Task goal: Return all lines below containing the word "expression".

Input rows:
-- BEGIN --

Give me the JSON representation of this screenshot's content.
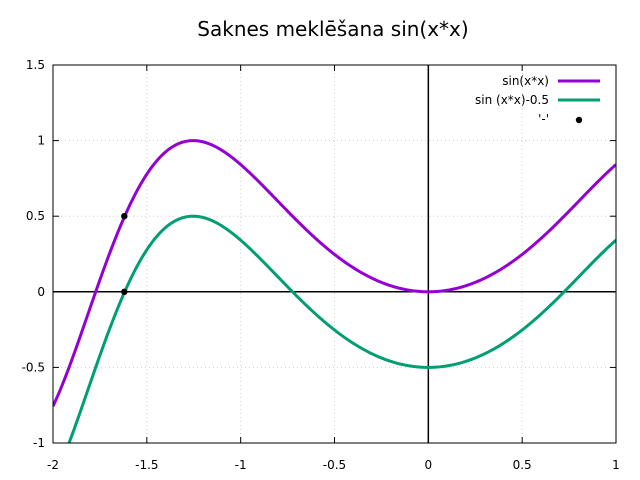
{
  "chart_data": {
    "type": "line",
    "title": "Saknes meklēšana sin(x*x)",
    "xlabel": "",
    "ylabel": "",
    "xlim": [
      -2,
      1
    ],
    "ylim": [
      -1,
      1.5
    ],
    "xticks": [
      -2,
      -1.5,
      -1,
      -0.5,
      0,
      0.5,
      1
    ],
    "yticks": [
      -1,
      -0.5,
      0,
      0.5,
      1,
      1.5
    ],
    "xtick_labels": [
      "-2",
      "-1.5",
      "-1",
      "-0.5",
      "0",
      "0.5",
      "1"
    ],
    "ytick_labels": [
      "-1",
      "-0.5",
      "0",
      "0.5",
      "1",
      "1.5"
    ],
    "grid": true,
    "legend_position": "top-right",
    "series": [
      {
        "name": "sin(x*x)",
        "expression": "sin(x*x)",
        "style": "line",
        "color": "#9400d3"
      },
      {
        "name": "sin (x*x)-0.5",
        "expression": "sin(x*x)-0.5",
        "style": "line",
        "color": "#009e73"
      },
      {
        "name": "'-'",
        "style": "points",
        "color": "#000000",
        "points": [
          {
            "x": -1.62,
            "y": 0.5
          },
          {
            "x": -1.62,
            "y": 0.0
          }
        ]
      }
    ]
  }
}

-- END --

Exercise answer:
        "expression": "sin(x*x)",
        "expression": "sin(x*x)-0.5",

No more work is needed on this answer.